▶ Instructions for the task
Copy, in full, each line of the material that holds the word "horizontal".

[Data entries for graphics]
========================================

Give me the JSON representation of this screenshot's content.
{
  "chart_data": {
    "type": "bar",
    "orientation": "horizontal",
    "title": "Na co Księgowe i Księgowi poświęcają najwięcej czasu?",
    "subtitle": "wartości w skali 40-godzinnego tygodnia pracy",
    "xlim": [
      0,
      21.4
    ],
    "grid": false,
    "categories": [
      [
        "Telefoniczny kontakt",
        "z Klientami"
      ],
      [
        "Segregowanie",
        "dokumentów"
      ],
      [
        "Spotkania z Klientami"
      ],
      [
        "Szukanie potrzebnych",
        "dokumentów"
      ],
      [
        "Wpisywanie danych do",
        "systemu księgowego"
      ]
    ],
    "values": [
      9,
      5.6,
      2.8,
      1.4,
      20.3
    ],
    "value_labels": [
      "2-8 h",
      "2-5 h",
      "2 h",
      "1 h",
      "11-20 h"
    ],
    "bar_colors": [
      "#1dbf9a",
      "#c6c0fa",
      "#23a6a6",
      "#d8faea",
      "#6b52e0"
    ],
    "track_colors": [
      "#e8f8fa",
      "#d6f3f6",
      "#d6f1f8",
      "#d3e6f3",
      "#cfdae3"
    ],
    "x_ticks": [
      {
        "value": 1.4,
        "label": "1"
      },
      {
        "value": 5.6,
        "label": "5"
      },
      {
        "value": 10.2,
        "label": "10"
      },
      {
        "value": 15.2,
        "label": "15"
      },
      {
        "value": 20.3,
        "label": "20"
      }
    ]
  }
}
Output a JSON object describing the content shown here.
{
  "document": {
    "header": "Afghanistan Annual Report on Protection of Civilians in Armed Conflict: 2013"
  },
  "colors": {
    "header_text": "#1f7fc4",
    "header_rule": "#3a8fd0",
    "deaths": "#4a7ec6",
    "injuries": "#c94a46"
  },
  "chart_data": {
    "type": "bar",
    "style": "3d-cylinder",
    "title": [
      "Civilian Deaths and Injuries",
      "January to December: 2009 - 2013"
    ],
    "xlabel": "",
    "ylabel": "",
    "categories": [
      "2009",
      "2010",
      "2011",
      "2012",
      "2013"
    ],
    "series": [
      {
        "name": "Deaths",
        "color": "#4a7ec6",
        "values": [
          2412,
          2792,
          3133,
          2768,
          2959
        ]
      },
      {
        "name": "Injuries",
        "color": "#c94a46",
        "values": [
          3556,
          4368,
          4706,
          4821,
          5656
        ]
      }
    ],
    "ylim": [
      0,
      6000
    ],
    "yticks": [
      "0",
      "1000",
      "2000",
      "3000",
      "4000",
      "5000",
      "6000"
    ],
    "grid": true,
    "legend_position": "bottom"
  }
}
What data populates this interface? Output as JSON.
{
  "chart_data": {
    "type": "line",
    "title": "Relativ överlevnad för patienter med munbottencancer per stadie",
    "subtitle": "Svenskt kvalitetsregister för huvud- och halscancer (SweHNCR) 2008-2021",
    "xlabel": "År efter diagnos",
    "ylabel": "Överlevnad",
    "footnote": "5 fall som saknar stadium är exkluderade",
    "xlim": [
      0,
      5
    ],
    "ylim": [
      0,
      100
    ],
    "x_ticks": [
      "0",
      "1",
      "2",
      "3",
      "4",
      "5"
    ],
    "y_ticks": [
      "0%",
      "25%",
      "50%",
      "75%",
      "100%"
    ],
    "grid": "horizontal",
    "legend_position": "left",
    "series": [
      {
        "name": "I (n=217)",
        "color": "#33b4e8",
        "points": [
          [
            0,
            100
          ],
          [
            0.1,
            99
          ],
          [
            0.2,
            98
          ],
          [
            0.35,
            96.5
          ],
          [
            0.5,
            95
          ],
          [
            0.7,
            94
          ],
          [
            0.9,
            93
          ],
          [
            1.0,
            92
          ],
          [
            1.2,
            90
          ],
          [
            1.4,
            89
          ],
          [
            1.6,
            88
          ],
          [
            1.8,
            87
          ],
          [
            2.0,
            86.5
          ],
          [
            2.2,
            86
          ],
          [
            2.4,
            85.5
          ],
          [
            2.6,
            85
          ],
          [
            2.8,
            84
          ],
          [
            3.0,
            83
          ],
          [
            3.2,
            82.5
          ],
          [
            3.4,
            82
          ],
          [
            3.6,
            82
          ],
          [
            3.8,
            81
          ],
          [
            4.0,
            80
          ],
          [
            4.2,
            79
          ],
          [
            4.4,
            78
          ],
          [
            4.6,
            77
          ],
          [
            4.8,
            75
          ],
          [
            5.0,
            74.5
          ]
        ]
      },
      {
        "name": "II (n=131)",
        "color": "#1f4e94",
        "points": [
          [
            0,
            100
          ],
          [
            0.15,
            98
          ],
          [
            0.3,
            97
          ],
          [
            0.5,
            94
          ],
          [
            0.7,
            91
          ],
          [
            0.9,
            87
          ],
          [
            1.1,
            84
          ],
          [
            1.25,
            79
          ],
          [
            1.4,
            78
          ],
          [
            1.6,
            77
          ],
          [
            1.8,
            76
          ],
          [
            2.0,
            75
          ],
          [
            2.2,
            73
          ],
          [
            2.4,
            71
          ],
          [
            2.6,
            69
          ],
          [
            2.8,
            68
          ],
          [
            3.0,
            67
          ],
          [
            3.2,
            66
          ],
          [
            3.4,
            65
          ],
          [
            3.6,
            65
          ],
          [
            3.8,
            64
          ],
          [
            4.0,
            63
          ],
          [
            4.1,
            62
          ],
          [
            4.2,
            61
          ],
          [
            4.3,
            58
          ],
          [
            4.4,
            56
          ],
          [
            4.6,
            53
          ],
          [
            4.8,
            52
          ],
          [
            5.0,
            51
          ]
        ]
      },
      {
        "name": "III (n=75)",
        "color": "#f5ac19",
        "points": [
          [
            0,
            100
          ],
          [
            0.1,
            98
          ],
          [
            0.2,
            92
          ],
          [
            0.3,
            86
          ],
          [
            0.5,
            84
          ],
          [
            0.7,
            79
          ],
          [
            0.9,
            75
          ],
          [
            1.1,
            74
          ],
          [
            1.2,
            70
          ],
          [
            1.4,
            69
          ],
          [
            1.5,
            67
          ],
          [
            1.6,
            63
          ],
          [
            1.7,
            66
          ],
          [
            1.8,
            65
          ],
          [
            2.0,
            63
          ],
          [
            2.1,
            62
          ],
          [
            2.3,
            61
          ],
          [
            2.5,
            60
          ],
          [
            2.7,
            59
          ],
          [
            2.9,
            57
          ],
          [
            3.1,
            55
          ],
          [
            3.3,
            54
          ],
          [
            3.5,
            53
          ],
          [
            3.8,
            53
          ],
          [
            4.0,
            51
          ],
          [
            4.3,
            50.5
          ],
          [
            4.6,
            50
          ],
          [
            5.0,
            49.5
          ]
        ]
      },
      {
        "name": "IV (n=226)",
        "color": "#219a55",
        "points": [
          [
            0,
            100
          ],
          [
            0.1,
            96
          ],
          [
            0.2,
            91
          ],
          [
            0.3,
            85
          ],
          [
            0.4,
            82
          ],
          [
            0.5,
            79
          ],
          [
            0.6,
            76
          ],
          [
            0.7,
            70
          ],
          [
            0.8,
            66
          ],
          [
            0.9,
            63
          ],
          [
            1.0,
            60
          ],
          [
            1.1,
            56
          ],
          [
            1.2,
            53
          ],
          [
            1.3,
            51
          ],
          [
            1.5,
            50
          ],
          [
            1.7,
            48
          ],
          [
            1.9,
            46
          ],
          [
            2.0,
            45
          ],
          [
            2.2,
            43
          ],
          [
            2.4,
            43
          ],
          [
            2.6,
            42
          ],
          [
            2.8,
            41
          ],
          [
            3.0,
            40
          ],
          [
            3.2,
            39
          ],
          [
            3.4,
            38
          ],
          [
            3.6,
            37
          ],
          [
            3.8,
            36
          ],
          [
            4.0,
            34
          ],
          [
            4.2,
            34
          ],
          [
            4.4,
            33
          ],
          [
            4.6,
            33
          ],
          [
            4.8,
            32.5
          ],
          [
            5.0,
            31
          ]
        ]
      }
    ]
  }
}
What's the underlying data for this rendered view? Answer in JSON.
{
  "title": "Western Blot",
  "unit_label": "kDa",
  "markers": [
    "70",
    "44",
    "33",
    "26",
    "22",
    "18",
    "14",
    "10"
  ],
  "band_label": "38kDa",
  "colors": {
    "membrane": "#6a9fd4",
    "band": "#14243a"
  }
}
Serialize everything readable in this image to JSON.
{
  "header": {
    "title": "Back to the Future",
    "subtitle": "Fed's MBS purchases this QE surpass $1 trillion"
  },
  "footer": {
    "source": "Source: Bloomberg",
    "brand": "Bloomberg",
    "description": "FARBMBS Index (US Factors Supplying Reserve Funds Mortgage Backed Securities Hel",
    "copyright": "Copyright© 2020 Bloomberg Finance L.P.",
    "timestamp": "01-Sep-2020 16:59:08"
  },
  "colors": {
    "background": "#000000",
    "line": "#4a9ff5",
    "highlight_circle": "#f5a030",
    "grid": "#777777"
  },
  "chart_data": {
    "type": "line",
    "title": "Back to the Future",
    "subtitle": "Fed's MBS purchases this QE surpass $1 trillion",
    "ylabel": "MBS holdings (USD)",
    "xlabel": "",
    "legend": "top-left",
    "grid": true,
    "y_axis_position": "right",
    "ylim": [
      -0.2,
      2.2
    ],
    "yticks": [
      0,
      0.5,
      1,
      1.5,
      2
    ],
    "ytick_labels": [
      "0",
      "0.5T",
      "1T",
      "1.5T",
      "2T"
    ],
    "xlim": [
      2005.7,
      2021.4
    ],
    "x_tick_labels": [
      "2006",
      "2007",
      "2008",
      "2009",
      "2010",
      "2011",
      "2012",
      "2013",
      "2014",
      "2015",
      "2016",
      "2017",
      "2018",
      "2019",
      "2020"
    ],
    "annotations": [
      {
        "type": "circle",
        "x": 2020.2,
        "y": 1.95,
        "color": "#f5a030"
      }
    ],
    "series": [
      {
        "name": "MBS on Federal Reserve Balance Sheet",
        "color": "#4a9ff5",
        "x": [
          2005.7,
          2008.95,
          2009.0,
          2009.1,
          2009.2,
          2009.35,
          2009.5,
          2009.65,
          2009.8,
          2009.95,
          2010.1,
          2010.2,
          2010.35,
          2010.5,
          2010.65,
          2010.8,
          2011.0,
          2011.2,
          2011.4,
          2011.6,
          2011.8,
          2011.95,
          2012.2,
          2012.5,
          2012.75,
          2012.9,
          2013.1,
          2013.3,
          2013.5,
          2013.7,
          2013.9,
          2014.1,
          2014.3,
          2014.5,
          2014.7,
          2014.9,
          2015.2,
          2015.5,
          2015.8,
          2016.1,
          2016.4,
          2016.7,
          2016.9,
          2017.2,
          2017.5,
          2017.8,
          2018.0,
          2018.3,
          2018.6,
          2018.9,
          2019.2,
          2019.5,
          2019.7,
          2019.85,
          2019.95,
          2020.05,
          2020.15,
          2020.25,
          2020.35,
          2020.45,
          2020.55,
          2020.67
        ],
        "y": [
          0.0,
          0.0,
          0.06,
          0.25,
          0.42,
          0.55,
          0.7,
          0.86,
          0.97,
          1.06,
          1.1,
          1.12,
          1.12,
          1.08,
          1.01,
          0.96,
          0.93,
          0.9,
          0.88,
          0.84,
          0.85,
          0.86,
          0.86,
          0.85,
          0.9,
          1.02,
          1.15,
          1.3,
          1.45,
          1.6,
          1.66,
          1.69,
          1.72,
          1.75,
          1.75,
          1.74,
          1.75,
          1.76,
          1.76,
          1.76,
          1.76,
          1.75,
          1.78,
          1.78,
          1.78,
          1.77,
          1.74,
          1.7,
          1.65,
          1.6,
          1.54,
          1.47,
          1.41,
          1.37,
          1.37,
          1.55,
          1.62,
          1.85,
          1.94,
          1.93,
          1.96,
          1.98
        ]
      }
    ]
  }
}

========================================

▶ Task result
    "orientation": "horizontal",
    "grid": "horizontal",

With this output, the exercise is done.